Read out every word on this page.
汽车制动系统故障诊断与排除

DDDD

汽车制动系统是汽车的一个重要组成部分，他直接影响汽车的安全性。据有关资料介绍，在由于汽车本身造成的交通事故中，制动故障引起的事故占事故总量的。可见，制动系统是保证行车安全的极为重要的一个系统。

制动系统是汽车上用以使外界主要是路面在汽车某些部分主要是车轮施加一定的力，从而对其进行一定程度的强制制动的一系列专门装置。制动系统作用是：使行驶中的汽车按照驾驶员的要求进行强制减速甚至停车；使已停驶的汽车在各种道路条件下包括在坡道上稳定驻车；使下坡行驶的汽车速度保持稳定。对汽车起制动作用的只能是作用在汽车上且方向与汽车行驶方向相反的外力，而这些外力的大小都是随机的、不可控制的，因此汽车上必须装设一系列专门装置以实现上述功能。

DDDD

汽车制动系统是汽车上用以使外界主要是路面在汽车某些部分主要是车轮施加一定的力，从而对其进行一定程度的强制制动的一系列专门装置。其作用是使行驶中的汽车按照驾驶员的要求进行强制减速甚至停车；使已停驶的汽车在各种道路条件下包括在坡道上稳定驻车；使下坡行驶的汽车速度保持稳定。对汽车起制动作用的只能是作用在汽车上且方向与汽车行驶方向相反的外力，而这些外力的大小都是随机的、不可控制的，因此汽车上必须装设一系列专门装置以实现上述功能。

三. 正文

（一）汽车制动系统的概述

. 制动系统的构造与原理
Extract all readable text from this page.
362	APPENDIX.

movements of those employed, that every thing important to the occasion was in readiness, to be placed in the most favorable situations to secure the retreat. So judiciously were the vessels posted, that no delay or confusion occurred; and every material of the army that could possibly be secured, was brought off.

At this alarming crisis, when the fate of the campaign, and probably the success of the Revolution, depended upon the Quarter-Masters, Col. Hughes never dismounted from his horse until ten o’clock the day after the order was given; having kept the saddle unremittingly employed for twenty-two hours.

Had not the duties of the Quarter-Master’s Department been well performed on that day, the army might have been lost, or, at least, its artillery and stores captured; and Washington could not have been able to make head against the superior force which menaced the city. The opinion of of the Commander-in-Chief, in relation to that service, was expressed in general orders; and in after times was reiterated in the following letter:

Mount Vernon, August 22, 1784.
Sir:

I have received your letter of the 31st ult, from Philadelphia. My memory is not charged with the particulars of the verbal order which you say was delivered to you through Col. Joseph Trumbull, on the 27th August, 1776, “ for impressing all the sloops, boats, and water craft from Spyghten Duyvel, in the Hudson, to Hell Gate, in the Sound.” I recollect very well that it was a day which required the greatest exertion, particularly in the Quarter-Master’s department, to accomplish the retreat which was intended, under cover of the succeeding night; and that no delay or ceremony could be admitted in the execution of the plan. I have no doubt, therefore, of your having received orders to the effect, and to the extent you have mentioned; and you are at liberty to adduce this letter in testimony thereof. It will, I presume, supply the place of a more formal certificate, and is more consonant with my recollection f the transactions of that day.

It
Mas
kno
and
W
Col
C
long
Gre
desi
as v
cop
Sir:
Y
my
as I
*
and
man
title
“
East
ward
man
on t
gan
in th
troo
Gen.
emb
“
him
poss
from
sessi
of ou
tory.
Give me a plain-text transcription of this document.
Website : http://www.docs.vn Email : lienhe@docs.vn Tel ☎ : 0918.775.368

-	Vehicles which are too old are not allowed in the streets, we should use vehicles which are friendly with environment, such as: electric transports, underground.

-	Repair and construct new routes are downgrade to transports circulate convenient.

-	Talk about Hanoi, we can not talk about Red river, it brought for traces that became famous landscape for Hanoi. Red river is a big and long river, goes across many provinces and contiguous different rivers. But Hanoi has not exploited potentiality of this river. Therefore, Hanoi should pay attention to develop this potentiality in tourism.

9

» **What you need to do**
In the material above, tally every line with the string "text" in it, then give that number alone.

» **Response**
2